» Exercise instructions
Write out every line of the records below with no changes, and leave out the pictures.

» Given information
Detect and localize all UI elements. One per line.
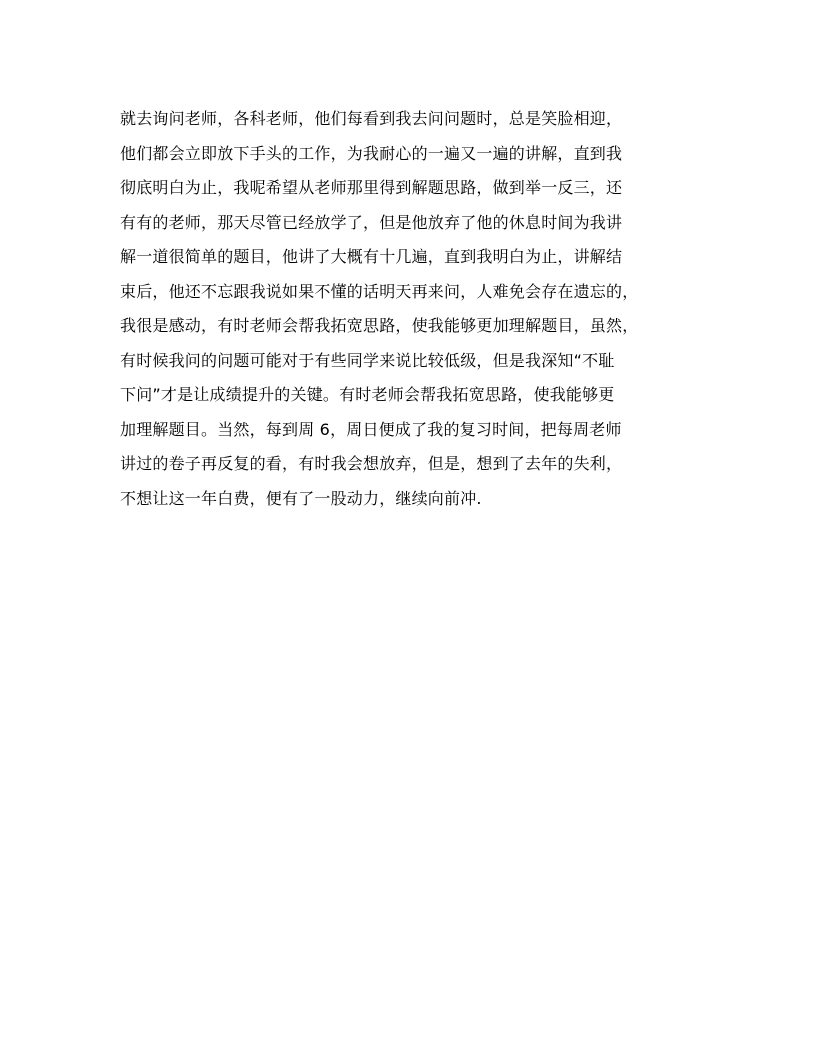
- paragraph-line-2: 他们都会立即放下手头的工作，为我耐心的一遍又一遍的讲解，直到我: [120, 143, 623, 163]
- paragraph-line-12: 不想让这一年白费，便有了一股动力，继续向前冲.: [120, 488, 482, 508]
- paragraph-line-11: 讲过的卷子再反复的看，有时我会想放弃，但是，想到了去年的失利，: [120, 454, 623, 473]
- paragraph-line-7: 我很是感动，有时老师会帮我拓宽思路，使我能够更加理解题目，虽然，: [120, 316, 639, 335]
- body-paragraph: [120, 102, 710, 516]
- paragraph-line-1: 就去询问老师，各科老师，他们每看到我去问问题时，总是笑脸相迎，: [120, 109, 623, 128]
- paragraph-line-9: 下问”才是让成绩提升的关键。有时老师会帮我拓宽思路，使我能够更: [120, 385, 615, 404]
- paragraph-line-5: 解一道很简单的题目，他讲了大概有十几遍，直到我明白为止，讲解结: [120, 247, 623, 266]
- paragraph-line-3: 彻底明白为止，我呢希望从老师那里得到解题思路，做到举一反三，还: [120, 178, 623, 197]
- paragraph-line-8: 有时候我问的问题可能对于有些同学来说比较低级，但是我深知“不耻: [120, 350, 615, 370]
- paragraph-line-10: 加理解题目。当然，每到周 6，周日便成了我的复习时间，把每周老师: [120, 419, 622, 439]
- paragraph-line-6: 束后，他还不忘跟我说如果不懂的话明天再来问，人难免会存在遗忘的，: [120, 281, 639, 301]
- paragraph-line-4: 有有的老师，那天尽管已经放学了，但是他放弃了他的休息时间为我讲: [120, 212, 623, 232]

» The solution
Detect and localize all UI elements. One per line.
- paragraph-line-2: 他们都会立即放下手头的工作，为我耐心的一遍又一遍的讲解，直到我: [120, 143, 623, 163]
- paragraph-line-12: 不想让这一年白费，便有了一股动力，继续向前冲.: [120, 488, 482, 508]
- paragraph-line-11: 讲过的卷子再反复的看，有时我会想放弃，但是，想到了去年的失利，: [120, 454, 623, 473]
- paragraph-line-7: 我很是感动，有时老师会帮我拓宽思路，使我能够更加理解题目，虽然，: [120, 316, 639, 335]
- body-paragraph: [120, 102, 710, 516]
- paragraph-line-1: 就去询问老师，各科老师，他们每看到我去问问题时，总是笑脸相迎，: [120, 109, 623, 128]
- paragraph-line-9: 下问”才是让成绩提升的关键。有时老师会帮我拓宽思路，使我能够更: [120, 385, 615, 404]
- paragraph-line-5: 解一道很简单的题目，他讲了大概有十几遍，直到我明白为止，讲解结: [120, 247, 623, 266]
- paragraph-line-3: 彻底明白为止，我呢希望从老师那里得到解题思路，做到举一反三，还: [120, 178, 623, 197]
- paragraph-line-8: 有时候我问的问题可能对于有些同学来说比较低级，但是我深知“不耻: [120, 350, 615, 370]
- paragraph-line-10: 加理解题目。当然，每到周 6，周日便成了我的复习时间，把每周老师: [120, 419, 622, 439]
- paragraph-line-6: 束后，他还不忘跟我说如果不懂的话明天再来问，人难免会存在遗忘的，: [120, 281, 639, 301]
- paragraph-line-4: 有有的老师，那天尽管已经放学了，但是他放弃了他的休息时间为我讲: [120, 212, 623, 232]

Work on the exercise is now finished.